● **Stored rows**
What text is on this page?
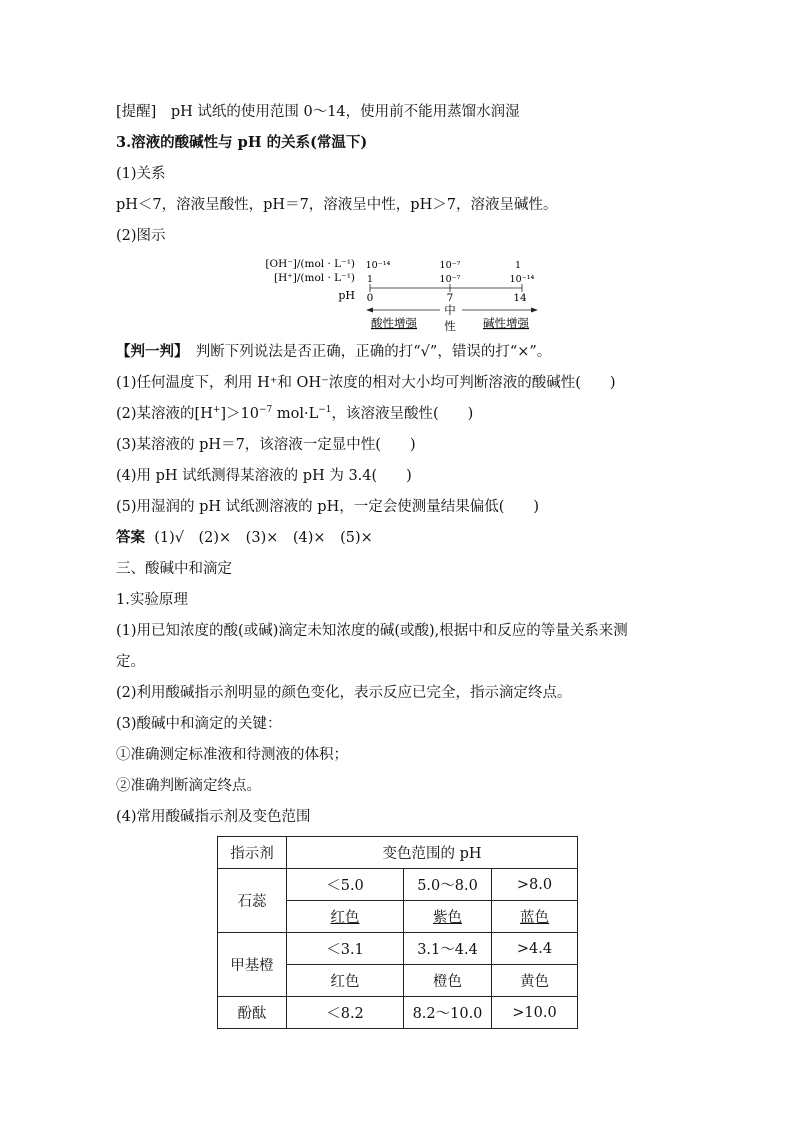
[提醒]　 pH 试纸的使用范围 0～14，使用前不能用蒸馏水润湿
3.溶液的酸碱性与 pH 的关系(常温下)
(1)关系
pH＜7，溶液呈酸性，pH＝7，溶液呈中性，pH＞7，溶液呈碱性。
(2)图示
[OH⁻]/(mol · L⁻¹)
[H⁺]/(mol · L⁻¹)
pH
10⁻¹⁴	10⁻⁷	1
1	10⁻⁷	10⁻¹⁴
0	7	14
中
性
酸性增强	碱性增强
【判一判】　 判断下列说法是否正确，正确的打“√”，错误的打“×”。
(1)任何温度下，利用 H⁺和 OH⁻浓度的相对大小均可判断溶液的酸碱性(　　)
(2)某溶液的$[H^+]>10^{-7}$ $mol\cdot L^{-1}$，该溶液呈酸性(　　)
(3)某溶液的 pH＝7，该溶液一定显中性(　　)
(4)用 pH 试纸测得某溶液的 pH 为 3.4(　　)
(5)用湿润的 pH 试纸测溶液的 pH，一定会使测量结果偏低(　　)
答案 (1)√　(2)×　(3)×　(4)×　(5)×
三、酸碱中和滴定
1.实验原理
(1)用已知浓度的酸(或碱)滴定未知浓度的碱(或酸),根据中和反应的等量关系来测
定。
(2)利用酸碱指示剂明显的颜色变化，表示反应已完全，指示滴定终点。
(3)酸碱中和滴定的关键：
①准确测定标准液和待测液的体积；
②准确判断滴定终点。
(4)常用酸碱指示剂及变色范围
指示剂	变色范围的 pH		
石蕊	＜5.0	5.0～8.0	>8.0
	红色	紫色	蓝色
甲基橙	＜3.1	3.1～4.4	>4.4
	红色	橙色	黄色
酚酞	＜8.2	8.2～10.0	>10.0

● **Exercise directions**
Do not copy the pictures, but repeat every line exactly.

● **Correct result**
What text is on this page?
[提醒]　 pH 试纸的使用范围 0～14，使用前不能用蒸馏水润湿
3.溶液的酸碱性与 pH 的关系(常温下)
(1)关系
pH＜7，溶液呈酸性，pH＝7，溶液呈中性，pH＞7，溶液呈碱性。
(2)图示
[OH⁻]/(mol · L⁻¹)
[H⁺]/(mol · L⁻¹)
pH
10⁻¹⁴	10⁻⁷	1
1	10⁻⁷	10⁻¹⁴
0	7	14
中
性
酸性增强	碱性增强
【判一判】　 判断下列说法是否正确，正确的打“√”，错误的打“×”。
(1)任何温度下，利用 H⁺和 OH⁻浓度的相对大小均可判断溶液的酸碱性(　　)
(2)某溶液的$[H^+]>10^{-7}$ $mol\cdot L^{-1}$，该溶液呈酸性(　　)
(3)某溶液的 pH＝7，该溶液一定显中性(　　)
(4)用 pH 试纸测得某溶液的 pH 为 3.4(　　)
(5)用湿润的 pH 试纸测溶液的 pH，一定会使测量结果偏低(　　)
答案 (1)√　(2)×　(3)×　(4)×　(5)×
三、酸碱中和滴定
1.实验原理
(1)用已知浓度的酸(或碱)滴定未知浓度的碱(或酸),根据中和反应的等量关系来测
定。
(2)利用酸碱指示剂明显的颜色变化，表示反应已完全，指示滴定终点。
(3)酸碱中和滴定的关键：
①准确测定标准液和待测液的体积；
②准确判断滴定终点。
(4)常用酸碱指示剂及变色范围
指示剂	变色范围的 pH		
石蕊	＜5.0	5.0～8.0	>8.0
	红色	紫色	蓝色
甲基橙	＜3.1	3.1～4.4	>4.4
	红色	橙色	黄色
酚酞	＜8.2	8.2～10.0	>10.0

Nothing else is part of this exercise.